Return the records that follow unaltered. Omit every picture.

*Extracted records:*
╔══

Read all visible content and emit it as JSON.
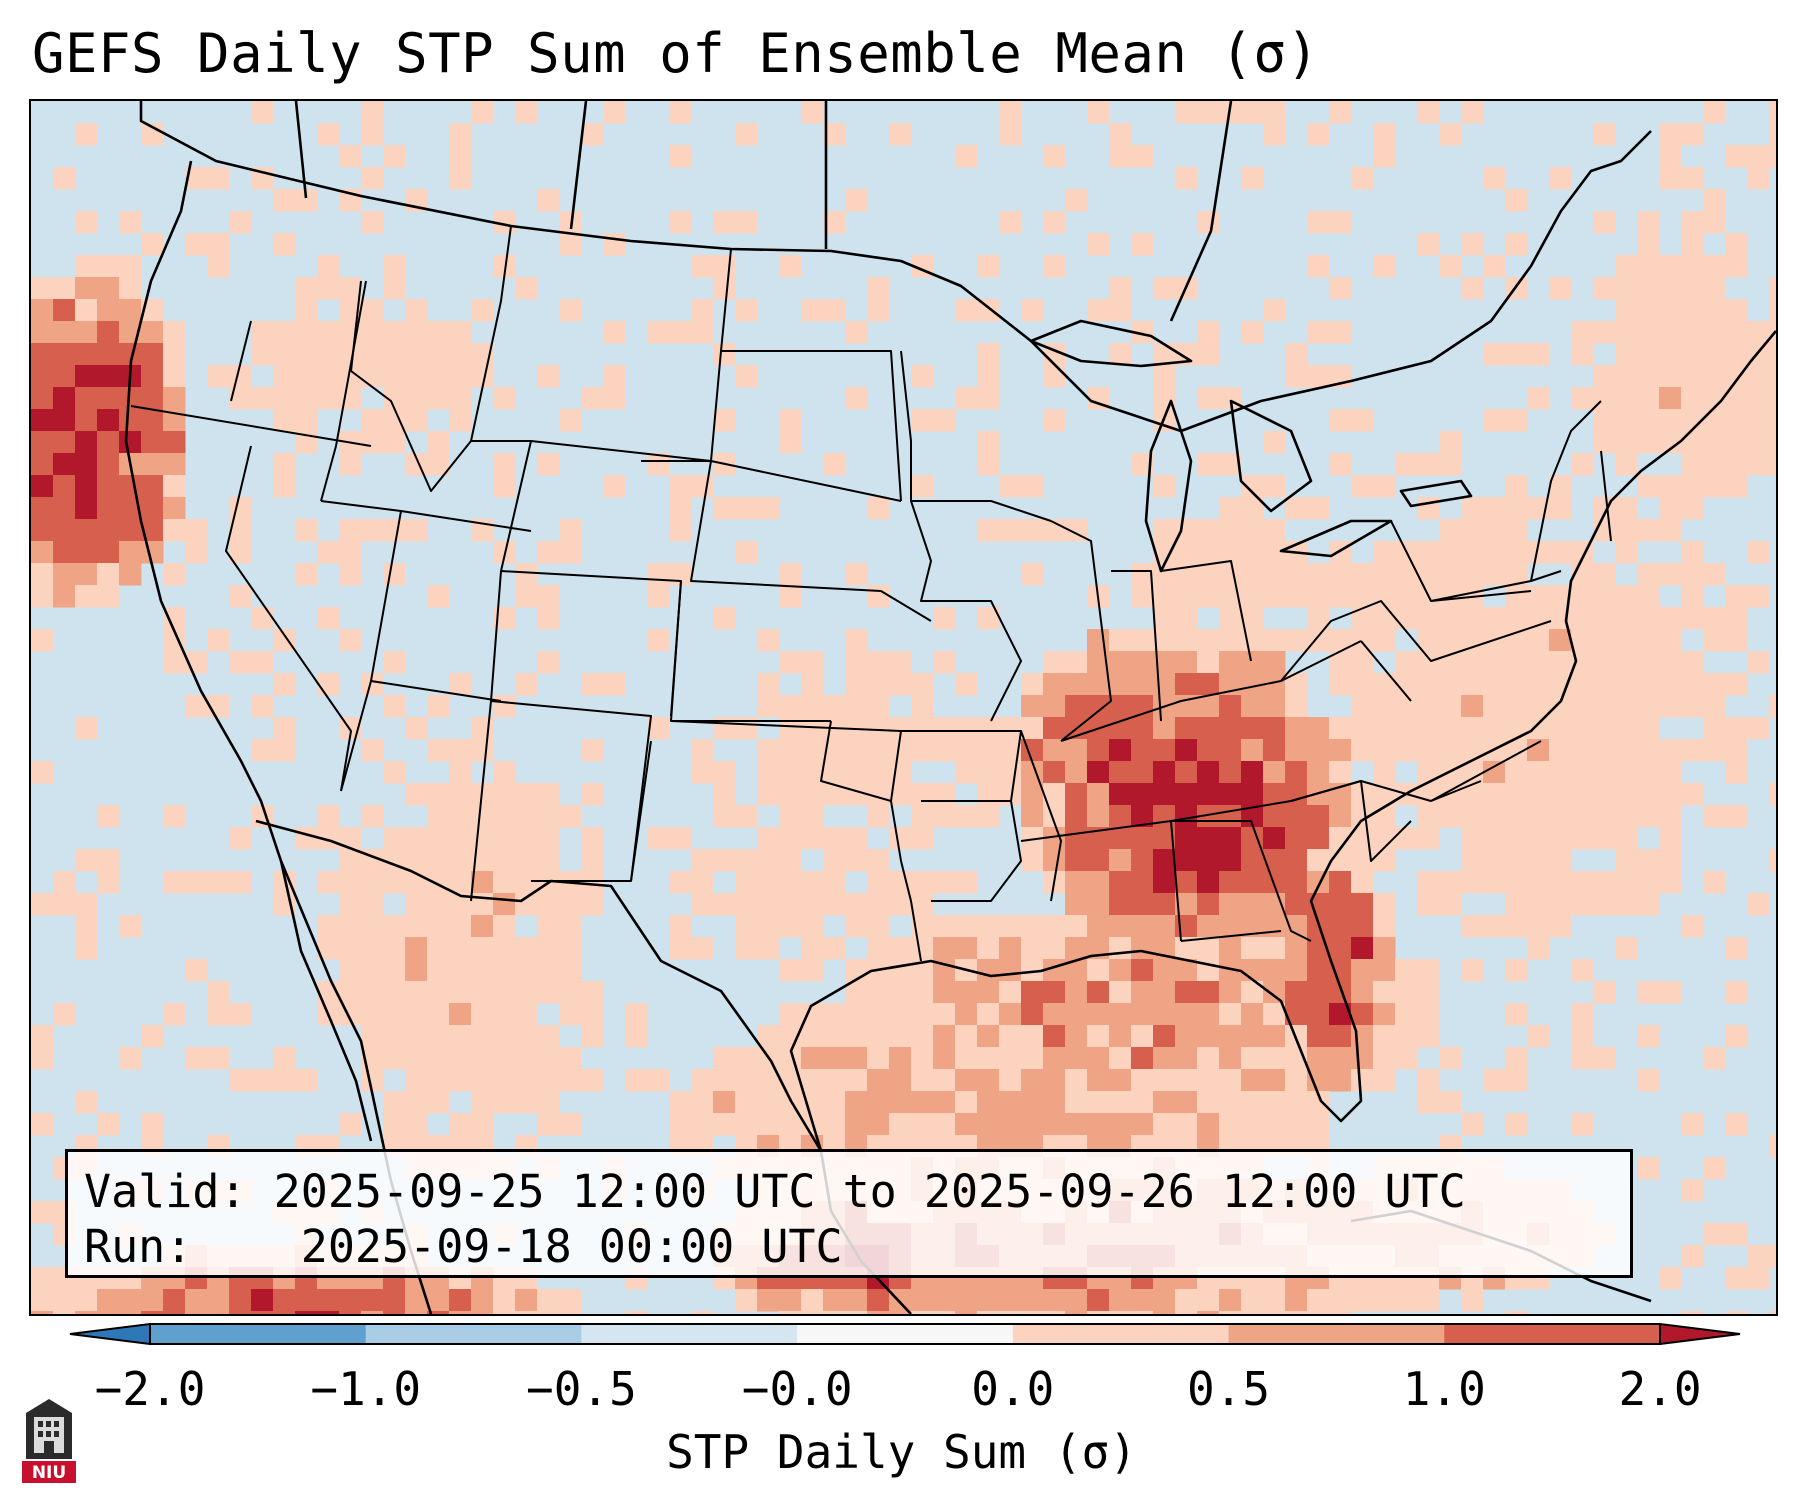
{
  "title": "GEFS Daily STP Sum of Ensemble Mean (σ)",
  "info": {
    "valid_label": "Valid:",
    "valid_value": "2025-09-25 12:00 UTC to 2025-09-26 12:00 UTC",
    "run_label": "Run:",
    "run_value": "2025-09-18 00:00 UTC"
  },
  "colorbar": {
    "label": "STP Daily Sum (σ)",
    "ticks": [
      "−2.0",
      "−1.0",
      "−0.5",
      "−0.0",
      "0.0",
      "0.5",
      "1.0",
      "2.0"
    ],
    "colors": [
      "#2e78b7",
      "#5fa0cf",
      "#a9cde4",
      "#d6e6f1",
      "#f7f7f7",
      "#fbd3bf",
      "#f0a486",
      "#d6604d",
      "#b2182b"
    ],
    "extend": "both"
  },
  "map": {
    "region": "Contiguous United States, northern Mexico and Gulf of Mexico",
    "background_color": "#cfe3ef",
    "highlights": [
      {
        "area": "Tennessee Valley / Alabama / Georgia",
        "category": "1.0-2.0"
      },
      {
        "area": "Florida Atlantic coast",
        "category": "1.0-2.0"
      },
      {
        "area": "Kentucky",
        "category": "1.0-2.0"
      },
      {
        "area": "Gulf of Mexico",
        "category": "0.5-2.0"
      },
      {
        "area": "Pacific Northwest offshore",
        "category": "1.0-2.0"
      }
    ]
  },
  "logo": {
    "text": "NIU"
  }
}
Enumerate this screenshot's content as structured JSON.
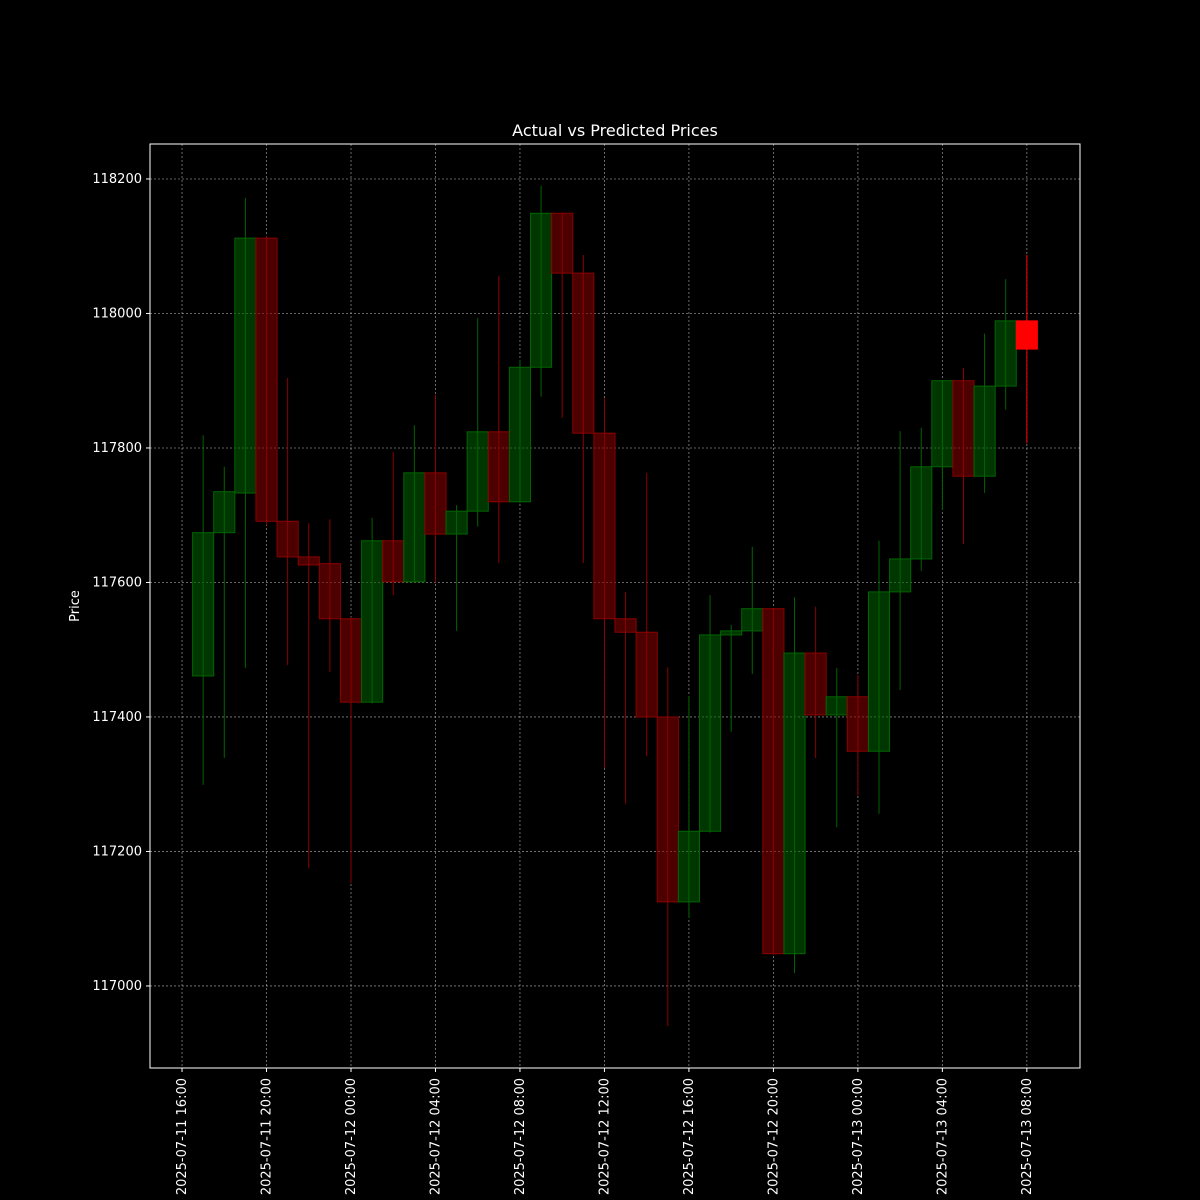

╚══

*REPLY TO THE TASK:*
Read all visible content and emit it as JSON.
{
  "title": "GEFS Daily STP Sum of Ensemble Mean (σ)",
  "info": {
    "valid_label": "Valid:",
    "valid_value": "2025-09-25 12:00 UTC to 2025-09-26 12:00 UTC",
    "run_label": "Run:",
    "run_value": "2025-09-18 00:00 UTC"
  },
  "colorbar": {
    "label": "STP Daily Sum (σ)",
    "ticks": [
      "−2.0",
      "−1.0",
      "−0.5",
      "−0.0",
      "0.0",
      "0.5",
      "1.0",
      "2.0"
    ],
    "colors": [
      "#2e78b7",
      "#5fa0cf",
      "#a9cde4",
      "#d6e6f1",
      "#f7f7f7",
      "#fbd3bf",
      "#f0a486",
      "#d6604d",
      "#b2182b"
    ],
    "extend": "both"
  },
  "map": {
    "region": "Contiguous United States, northern Mexico and Gulf of Mexico",
    "background_color": "#cfe3ef",
    "highlights": [
      {
        "area": "Tennessee Valley / Alabama / Georgia",
        "category": "1.0-2.0"
      },
      {
        "area": "Florida Atlantic coast",
        "category": "1.0-2.0"
      },
      {
        "area": "Kentucky",
        "category": "1.0-2.0"
      },
      {
        "area": "Gulf of Mexico",
        "category": "0.5-2.0"
      },
      {
        "area": "Pacific Northwest offshore",
        "category": "1.0-2.0"
      }
    ]
  },
  "logo": {
    "text": "NIU"
  }
}
Enumerate this screenshot's content as structured JSON.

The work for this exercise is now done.